Using the listing below, give the number of lines where "forward" appears, and nothing else.

###

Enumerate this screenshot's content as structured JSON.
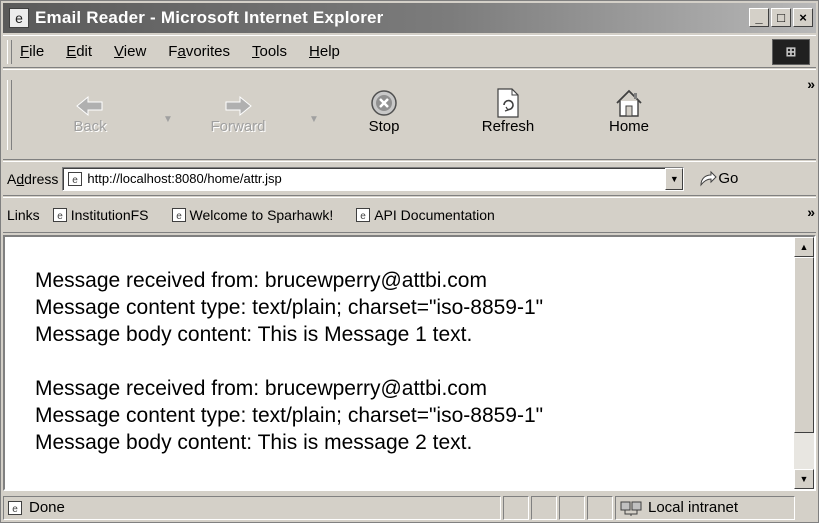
{
  "window": {
    "title": "Email Reader - Microsoft Internet Explorer",
    "controls": [
      "_",
      "□",
      "×"
    ]
  },
  "menu": [
    {
      "label": "File",
      "accel": "F",
      "rest": "ile"
    },
    {
      "label": "Edit",
      "accel": "E",
      "rest": "dit"
    },
    {
      "label": "View",
      "accel": "V",
      "rest": "iew"
    },
    {
      "label": "Favorites",
      "pre": "F",
      "accel": "a",
      "rest": "vorites"
    },
    {
      "label": "Tools",
      "accel": "T",
      "rest": "ools"
    },
    {
      "label": "Help",
      "accel": "H",
      "rest": "elp"
    }
  ],
  "toolbar": {
    "back": "Back",
    "forward": "Forward",
    "stop": "Stop",
    "refresh": "Refresh",
    "home": "Home",
    "more": "»"
  },
  "address": {
    "label_pre": "A",
    "label_accel": "d",
    "label_rest": "dress",
    "url": "http://localhost:8080/home/attr.jsp",
    "go": "Go"
  },
  "links": {
    "label": "Links",
    "items": [
      "InstitutionFS",
      "Welcome to Sparhawk!",
      "API Documentation"
    ],
    "more": "»"
  },
  "messages": [
    {
      "from": "Message received from: brucewperry@attbi.com",
      "type": "Message content type: text/plain; charset=\"iso-8859-1\"",
      "body": "Message body content: This is Message 1 text."
    },
    {
      "from": "Message received from: brucewperry@attbi.com",
      "type": "Message content type: text/plain; charset=\"iso-8859-1\"",
      "body": "Message body content: This is message 2 text."
    }
  ],
  "status": {
    "text": "Done",
    "zone": "Local intranet"
  },
  "icons": {
    "app": "ie-page-icon",
    "back": "back-arrow-icon",
    "forward": "forward-arrow-icon",
    "stop": "stop-icon",
    "refresh": "refresh-icon",
    "home": "home-icon",
    "go": "go-arrow-icon"
  }
}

###

EXERCISE OUTPUT
2